What the exercise asks: Scan the listing below and copy every line holding "color".

Records shown:
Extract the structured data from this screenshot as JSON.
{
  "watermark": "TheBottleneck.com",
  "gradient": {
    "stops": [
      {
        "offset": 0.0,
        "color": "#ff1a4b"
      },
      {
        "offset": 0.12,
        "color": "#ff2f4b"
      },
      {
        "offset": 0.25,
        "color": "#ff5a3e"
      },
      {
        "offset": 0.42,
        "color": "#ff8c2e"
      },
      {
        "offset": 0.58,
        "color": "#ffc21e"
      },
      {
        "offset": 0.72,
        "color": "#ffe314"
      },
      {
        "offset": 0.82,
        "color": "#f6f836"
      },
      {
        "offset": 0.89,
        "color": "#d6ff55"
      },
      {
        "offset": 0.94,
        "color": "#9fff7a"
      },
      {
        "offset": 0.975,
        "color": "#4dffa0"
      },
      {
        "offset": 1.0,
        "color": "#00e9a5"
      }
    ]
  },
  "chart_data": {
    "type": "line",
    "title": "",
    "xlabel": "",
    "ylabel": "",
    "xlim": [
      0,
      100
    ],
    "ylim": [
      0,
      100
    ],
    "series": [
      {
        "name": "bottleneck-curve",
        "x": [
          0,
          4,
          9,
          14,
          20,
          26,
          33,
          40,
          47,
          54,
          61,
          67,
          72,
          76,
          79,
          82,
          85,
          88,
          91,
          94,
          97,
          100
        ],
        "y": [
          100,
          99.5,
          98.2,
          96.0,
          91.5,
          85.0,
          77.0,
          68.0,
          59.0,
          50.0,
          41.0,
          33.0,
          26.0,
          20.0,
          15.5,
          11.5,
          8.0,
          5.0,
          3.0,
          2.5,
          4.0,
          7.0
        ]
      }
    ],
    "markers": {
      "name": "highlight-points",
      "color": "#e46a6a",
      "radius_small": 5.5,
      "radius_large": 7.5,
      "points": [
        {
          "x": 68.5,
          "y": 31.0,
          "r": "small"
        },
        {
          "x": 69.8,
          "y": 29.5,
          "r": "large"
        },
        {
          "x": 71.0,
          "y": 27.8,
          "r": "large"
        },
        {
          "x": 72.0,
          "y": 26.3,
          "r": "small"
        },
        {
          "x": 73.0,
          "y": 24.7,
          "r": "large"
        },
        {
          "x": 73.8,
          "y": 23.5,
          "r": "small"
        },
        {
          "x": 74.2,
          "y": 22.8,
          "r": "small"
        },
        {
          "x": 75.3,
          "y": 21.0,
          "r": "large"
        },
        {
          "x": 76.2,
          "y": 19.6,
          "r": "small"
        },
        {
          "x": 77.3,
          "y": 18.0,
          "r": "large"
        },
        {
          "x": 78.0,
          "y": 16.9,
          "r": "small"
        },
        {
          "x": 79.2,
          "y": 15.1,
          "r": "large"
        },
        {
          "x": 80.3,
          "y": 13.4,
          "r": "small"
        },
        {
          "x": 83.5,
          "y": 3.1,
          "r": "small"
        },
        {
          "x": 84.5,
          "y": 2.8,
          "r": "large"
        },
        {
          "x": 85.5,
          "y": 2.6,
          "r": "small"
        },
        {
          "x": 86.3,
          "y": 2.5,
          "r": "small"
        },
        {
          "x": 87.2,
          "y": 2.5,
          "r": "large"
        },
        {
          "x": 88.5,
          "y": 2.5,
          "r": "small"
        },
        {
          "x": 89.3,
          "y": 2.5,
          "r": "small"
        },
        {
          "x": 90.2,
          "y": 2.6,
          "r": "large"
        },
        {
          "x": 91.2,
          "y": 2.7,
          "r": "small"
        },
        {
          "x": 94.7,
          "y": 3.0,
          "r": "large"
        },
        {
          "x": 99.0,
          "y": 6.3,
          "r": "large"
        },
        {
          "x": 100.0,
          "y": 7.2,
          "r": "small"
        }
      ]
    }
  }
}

Problem solution:
        "color": "#ff1a4b"
        "color": "#ff2f4b"
        "color": "#ff5a3e"
        "color": "#ff8c2e"
        "color": "#ffc21e"
        "color": "#ffe314"
        "color": "#f6f836"
        "color": "#d6ff55"
        "color": "#9fff7a"
        "color": "#4dffa0"
        "color": "#00e9a5"
      "color": "#e46a6a",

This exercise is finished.